[Dataset records on visual material]
********

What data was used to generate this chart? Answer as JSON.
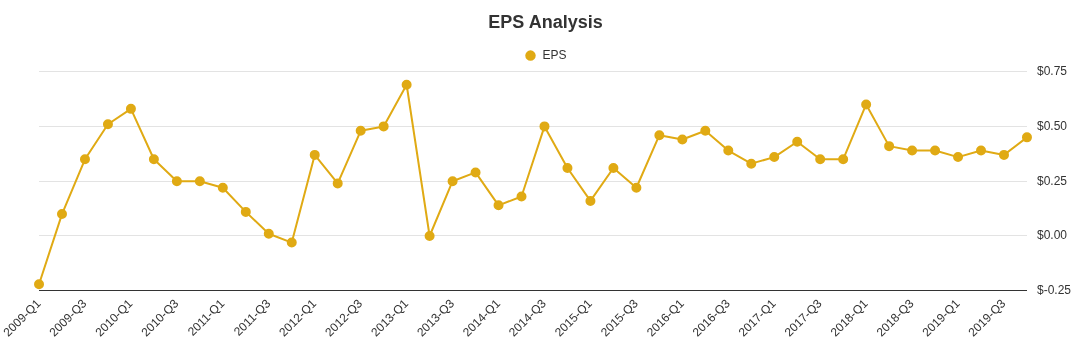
{
  "chart_data": {
    "type": "line",
    "title": "EPS Analysis",
    "categories": [
      "2009-Q1",
      null,
      "2009-Q3",
      null,
      "2010-Q1",
      null,
      "2010-Q3",
      null,
      "2011-Q1",
      null,
      "2011-Q3",
      null,
      "2012-Q1",
      null,
      "2012-Q3",
      null,
      "2013-Q1",
      null,
      "2013-Q3",
      null,
      "2014-Q1",
      null,
      "2014-Q3",
      null,
      "2015-Q1",
      null,
      "2015-Q3",
      null,
      "2016-Q1",
      null,
      "2016-Q3",
      null,
      "2017-Q1",
      null,
      "2017-Q3",
      null,
      "2018-Q1",
      null,
      "2018-Q3",
      null,
      "2019-Q1",
      null,
      "2019-Q3",
      null
    ],
    "series": [
      {
        "name": "EPS",
        "color": "#e0aa14",
        "values": [
          -0.22,
          0.1,
          0.35,
          0.51,
          0.58,
          0.35,
          0.25,
          0.25,
          0.22,
          0.11,
          0.01,
          -0.03,
          0.37,
          0.24,
          0.48,
          0.5,
          0.69,
          0.0,
          0.25,
          0.29,
          0.14,
          0.18,
          0.5,
          0.31,
          0.16,
          0.31,
          0.22,
          0.46,
          0.44,
          0.48,
          0.39,
          0.33,
          0.36,
          0.43,
          0.35,
          0.35,
          0.6,
          0.41,
          0.39,
          0.39,
          0.36,
          0.39,
          0.37,
          0.45
        ]
      }
    ],
    "ylim": [
      -0.25,
      0.75
    ],
    "yticks": [
      {
        "value": -0.25,
        "label": "$-0.25"
      },
      {
        "value": 0,
        "label": "$0.00"
      },
      {
        "value": 0.25,
        "label": "$0.25"
      },
      {
        "value": 0.5,
        "label": "$0.50"
      },
      {
        "value": 0.75,
        "label": "$0.75"
      }
    ],
    "grid": "y",
    "legend": "top",
    "marker": "circle",
    "line_style": "solid"
  }
}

********

**Work instructions**
Gather each line holding the string "label".

**Exercise response**
        "label": "$-0.25"
        "label": "$0.00"
        "label": "$0.25"
        "label": "$0.50"
        "label": "$0.75"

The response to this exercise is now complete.